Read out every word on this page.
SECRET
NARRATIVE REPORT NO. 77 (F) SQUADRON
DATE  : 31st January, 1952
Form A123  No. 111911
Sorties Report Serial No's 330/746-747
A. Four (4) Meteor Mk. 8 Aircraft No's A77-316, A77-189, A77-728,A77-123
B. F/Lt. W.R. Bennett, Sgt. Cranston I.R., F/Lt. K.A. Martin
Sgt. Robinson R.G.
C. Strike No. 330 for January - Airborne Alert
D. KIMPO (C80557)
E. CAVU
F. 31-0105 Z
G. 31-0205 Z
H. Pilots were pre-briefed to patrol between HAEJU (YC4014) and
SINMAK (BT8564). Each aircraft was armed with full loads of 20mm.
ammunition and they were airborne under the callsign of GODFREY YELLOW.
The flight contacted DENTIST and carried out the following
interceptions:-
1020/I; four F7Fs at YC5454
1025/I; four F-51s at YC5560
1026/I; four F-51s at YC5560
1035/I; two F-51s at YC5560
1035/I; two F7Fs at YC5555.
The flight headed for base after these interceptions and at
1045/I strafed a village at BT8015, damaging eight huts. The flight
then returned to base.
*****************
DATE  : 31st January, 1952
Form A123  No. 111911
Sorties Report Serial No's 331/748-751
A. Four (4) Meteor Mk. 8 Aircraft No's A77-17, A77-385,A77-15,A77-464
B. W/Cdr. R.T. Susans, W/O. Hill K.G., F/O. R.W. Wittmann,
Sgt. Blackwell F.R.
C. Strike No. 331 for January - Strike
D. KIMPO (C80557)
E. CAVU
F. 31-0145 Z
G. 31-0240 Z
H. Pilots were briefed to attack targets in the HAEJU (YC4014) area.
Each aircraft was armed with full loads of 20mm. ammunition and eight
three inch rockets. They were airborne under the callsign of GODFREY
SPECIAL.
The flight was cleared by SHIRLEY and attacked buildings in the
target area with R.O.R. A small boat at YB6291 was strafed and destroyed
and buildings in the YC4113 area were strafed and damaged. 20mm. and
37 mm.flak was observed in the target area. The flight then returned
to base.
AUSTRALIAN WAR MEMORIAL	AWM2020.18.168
════════════════
• **What you will do**
Repeat the data above, word for word.

• **Correct result**
Read out every word on this page.
SECRET
NARRATIVE REPORT NO. 77 (F) SQUADRON
DATE  : 31st January, 1952
Form A123  No. 111911
Sorties Report Serial No's 330/746-747
A. Four (4) Meteor Mk. 8 Aircraft No's A77-316, A77-189, A77-728,A77-123
B. F/Lt. W.R. Bennett, Sgt. Cranston I.R., F/Lt. K.A. Martin
Sgt. Robinson R.G.
C. Strike No. 330 for January - Airborne Alert
D. KIMPO (C80557)
E. CAVU
F. 31-0105 Z
G. 31-0205 Z
H. Pilots were pre-briefed to patrol between HAEJU (YC4014) and
SINMAK (BT8564). Each aircraft was armed with full loads of 20mm.
ammunition and they were airborne under the callsign of GODFREY YELLOW.
The flight contacted DENTIST and carried out the following
interceptions:-
1020/I; four F7Fs at YC5454
1025/I; four F-51s at YC5560
1026/I; four F-51s at YC5560
1035/I; two F-51s at YC5560
1035/I; two F7Fs at YC5555.
The flight headed for base after these interceptions and at
1045/I strafed a village at BT8015, damaging eight huts. The flight
then returned to base.
*****************
DATE  : 31st January, 1952
Form A123  No. 111911
Sorties Report Serial No's 331/748-751
A. Four (4) Meteor Mk. 8 Aircraft No's A77-17, A77-385,A77-15,A77-464
B. W/Cdr. R.T. Susans, W/O. Hill K.G., F/O. R.W. Wittmann,
Sgt. Blackwell F.R.
C. Strike No. 331 for January - Strike
D. KIMPO (C80557)
E. CAVU
F. 31-0145 Z
G. 31-0240 Z
H. Pilots were briefed to attack targets in the HAEJU (YC4014) area.
Each aircraft was armed with full loads of 20mm. ammunition and eight
three inch rockets. They were airborne under the callsign of GODFREY
SPECIAL.
The flight was cleared by SHIRLEY and attacked buildings in the
target area with R.O.R. A small boat at YB6291 was strafed and destroyed
and buildings in the YC4113 area were strafed and damaged. 20mm. and
37 mm.flak was observed in the target area. The flight then returned
to base.
AUSTRALIAN WAR MEMORIAL	AWM2020.18.168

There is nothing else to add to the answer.